» **PARTS OF THE EXERCISE**:
1) Answer these questions from the Archive Project episode page:
(a) On what date was the event recorded?
(b) Who emceed the evening?
(c) Which book of poetry does Kaveh Akbar read from?
2) Copy out the part of the Archive Project episode page starting at "Many of our" and ending at "out the event.".

» **SELECTED TEXT**:
------------------------------------------------------------

The Archive Project - Hanif Abdurraqib, Kaveh Akbar, Leslie Jamison

By Crystal Ligori (OPB) and Donald Orr (OPB)
June 2, 2023 3:01 p.m.
Your browser doesn’t support HTML5 audio

Hanif Abdurraqib speaking at Literary Arts' event space in September 2022. This event was part of a partnership with Alano Club of Portland and their Artists in Recovery series.

Susan Moore / OPB

THANKS TO OUR SPONSOR:

On this episode of “Literary Arts: The Archive Project,” we are celebrating the kickoff of National Poetry Month with a special event, recorded in front of a live audience at Literary Arts event space in downtown Portland on September 17, 2022. This event was part of a partnership with the Alano Club of Portland and their Artists in Recovery series, about the intersections of mental health and substance use recovery, creativity, and building community. Learn more at PortlandAlano.org.

Alano Club director of development and community engagement Kasey Anderson emceed an evening with writers Leslie Jamison, Kaveh Akbar, and Hanif Abdurraqib, who shared recent and brand-new work with the audience, a multi-genre mix of prose and poetry. As they share their own work, talk about each other’s work and their relationship to Alano Club, it’s clear from the fact that they felt comfortable enough to share brand-new writing that these three writers deeply admire and respect each other.

Many of our episodes feature writers in conversation, but this week we have a trio of readings for you. First, we’ll hear from Kasey Anderson, of the Alano Club, and our first writer of the evening is Leslie Jamison, award-winning essayist and author of The Empathy Exams, reads from her memoir The Recovering: Intoxication and Its Aftermath, as well a new work-in-progress.

THANKS TO OUR SPONSOR:

Then Kaveh Akbar reads from his most recent book of poetry, “Pilgrim Bell,” and a novel-in-progress.

We also hear from poet and essayist Hanif Abdurraqib, author of the National Book Award finalist “A Little Devil in America,” his most recent poetry collection is “A Fortune for Your Disaster.” Abdurraqib reads from his poetry and a nonfiction project to close out the event.

------------------------------------------------------------

(Structured page parsing data)
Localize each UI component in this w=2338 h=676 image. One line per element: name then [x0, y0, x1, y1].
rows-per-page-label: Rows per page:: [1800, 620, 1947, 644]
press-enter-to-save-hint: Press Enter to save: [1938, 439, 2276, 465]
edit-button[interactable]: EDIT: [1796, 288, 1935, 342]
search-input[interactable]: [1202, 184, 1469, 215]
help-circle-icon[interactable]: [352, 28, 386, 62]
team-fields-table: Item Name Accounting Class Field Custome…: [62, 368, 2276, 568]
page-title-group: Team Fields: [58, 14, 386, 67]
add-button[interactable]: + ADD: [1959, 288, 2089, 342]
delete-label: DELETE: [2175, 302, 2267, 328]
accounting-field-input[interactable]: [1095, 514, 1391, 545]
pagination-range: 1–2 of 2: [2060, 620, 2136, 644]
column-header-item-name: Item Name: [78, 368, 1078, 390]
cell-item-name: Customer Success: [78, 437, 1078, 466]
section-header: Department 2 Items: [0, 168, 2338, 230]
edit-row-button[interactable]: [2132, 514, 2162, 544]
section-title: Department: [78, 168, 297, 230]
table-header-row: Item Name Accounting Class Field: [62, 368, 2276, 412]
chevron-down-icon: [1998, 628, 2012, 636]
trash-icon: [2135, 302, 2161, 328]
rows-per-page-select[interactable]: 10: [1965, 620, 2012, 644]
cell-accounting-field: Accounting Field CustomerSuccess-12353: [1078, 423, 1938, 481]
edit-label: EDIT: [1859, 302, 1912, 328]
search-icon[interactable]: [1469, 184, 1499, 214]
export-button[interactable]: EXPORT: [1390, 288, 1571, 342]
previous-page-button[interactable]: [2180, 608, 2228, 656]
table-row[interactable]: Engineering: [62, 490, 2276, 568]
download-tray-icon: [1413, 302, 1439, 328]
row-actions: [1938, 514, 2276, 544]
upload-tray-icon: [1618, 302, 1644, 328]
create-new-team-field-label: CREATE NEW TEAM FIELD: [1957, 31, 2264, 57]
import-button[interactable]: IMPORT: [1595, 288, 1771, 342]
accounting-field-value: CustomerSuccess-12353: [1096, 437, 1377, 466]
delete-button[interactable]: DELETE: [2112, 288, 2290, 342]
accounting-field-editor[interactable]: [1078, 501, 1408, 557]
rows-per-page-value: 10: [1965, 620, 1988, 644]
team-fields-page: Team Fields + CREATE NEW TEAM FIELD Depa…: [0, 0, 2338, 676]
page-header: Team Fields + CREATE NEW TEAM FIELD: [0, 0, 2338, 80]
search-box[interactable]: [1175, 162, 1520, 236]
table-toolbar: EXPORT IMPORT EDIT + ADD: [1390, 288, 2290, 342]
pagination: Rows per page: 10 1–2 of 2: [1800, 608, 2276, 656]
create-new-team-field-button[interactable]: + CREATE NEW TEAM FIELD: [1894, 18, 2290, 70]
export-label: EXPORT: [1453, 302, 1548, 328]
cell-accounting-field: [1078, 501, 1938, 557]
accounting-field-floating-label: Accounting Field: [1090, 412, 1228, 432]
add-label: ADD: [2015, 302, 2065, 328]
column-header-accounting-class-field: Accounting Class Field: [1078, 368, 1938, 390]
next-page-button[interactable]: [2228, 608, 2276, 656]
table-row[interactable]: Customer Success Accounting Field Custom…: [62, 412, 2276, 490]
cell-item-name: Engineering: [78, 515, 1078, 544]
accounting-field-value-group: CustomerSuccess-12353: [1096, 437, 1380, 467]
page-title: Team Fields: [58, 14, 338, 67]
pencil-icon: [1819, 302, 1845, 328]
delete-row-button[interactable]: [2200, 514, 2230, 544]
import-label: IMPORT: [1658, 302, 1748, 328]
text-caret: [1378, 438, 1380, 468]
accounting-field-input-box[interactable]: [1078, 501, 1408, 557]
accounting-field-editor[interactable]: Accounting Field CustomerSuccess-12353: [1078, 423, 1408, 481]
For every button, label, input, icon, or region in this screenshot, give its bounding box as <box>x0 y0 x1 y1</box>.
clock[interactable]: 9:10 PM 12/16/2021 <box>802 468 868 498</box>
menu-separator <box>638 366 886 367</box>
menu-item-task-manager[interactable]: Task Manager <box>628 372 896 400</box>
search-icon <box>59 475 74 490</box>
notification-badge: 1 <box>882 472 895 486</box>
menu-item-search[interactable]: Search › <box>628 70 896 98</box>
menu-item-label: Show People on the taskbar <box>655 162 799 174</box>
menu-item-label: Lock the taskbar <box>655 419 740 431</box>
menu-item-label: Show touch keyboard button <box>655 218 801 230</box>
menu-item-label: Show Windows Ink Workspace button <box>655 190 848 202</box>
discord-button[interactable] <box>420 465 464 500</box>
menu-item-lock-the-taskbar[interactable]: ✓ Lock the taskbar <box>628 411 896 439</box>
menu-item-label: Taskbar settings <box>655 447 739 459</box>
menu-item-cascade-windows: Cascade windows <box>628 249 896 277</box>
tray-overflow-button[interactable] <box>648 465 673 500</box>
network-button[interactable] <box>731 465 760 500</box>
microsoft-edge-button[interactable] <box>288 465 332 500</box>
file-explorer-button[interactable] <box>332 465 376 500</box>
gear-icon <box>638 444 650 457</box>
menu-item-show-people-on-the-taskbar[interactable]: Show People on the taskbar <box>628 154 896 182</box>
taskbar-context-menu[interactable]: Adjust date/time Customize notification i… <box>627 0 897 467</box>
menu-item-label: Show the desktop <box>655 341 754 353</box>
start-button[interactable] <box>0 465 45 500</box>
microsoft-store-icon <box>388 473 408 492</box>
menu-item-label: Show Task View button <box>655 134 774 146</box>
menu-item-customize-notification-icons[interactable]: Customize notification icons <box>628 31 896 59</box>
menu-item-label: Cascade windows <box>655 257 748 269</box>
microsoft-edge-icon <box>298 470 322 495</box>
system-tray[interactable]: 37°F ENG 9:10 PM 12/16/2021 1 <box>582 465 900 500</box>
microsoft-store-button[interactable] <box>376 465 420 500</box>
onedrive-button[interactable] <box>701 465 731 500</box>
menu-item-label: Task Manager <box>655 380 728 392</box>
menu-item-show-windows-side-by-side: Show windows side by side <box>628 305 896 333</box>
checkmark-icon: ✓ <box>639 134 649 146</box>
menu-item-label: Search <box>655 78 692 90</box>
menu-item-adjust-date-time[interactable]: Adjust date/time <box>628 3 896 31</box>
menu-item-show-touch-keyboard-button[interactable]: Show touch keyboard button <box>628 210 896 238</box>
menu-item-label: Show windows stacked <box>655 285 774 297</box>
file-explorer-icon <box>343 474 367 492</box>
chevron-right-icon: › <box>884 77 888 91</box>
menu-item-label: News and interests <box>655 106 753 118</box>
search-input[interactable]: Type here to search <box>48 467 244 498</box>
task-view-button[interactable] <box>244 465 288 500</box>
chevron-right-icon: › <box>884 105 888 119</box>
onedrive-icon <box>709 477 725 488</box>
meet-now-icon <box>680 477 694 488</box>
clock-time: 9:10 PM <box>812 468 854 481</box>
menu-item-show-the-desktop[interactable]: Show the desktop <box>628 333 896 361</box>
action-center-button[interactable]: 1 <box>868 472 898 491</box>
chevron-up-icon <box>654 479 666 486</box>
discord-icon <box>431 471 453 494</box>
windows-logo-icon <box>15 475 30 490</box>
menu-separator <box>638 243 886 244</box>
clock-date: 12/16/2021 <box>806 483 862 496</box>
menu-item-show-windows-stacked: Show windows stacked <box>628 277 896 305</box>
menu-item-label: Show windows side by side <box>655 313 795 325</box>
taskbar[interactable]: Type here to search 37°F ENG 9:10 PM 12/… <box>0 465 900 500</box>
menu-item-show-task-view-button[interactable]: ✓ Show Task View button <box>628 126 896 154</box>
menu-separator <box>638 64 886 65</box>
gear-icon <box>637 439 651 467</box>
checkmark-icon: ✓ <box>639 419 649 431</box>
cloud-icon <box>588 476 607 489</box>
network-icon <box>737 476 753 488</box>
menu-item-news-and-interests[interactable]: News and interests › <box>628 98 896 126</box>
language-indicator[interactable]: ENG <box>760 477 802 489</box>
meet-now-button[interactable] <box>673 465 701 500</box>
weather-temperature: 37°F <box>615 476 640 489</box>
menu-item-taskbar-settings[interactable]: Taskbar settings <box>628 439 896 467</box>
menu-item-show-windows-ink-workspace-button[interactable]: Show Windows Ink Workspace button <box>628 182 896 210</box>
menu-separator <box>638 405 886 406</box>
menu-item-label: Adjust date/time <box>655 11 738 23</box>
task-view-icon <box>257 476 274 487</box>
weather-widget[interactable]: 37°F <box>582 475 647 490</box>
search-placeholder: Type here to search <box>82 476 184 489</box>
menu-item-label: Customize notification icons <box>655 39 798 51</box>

------------------------------------------------------------

» **RESPONSES TO THE EXERCISE**:
1)
(a) September 17, 2022
(b) Kasey Anderson
(c) "Pilgrim Bell"

2)
Many of our episodes feature writers in conversation, but this week we have a trio of readings for you. First, we’ll hear from Kasey Anderson, of the Alano Club, and our first writer of the evening is Leslie Jamison, award-winning essayist and author of The Empathy Exams, reads from her memoir The Recovering: Intoxication and Its Aftermath, as well a new work-in-progress.

THANKS TO OUR SPONSOR:

Then Kaveh Akbar reads from his most recent book of poetry, “Pilgrim Bell,” and a novel-in-progress.

We also hear from poet and essayist Hanif Abdurraqib, author of the National Book Award finalist “A Little Devil in America,” his most recent poetry collection is “A Fortune for Your Disaster.” Abdurraqib reads from his poetry and a nonfiction project to close out the event.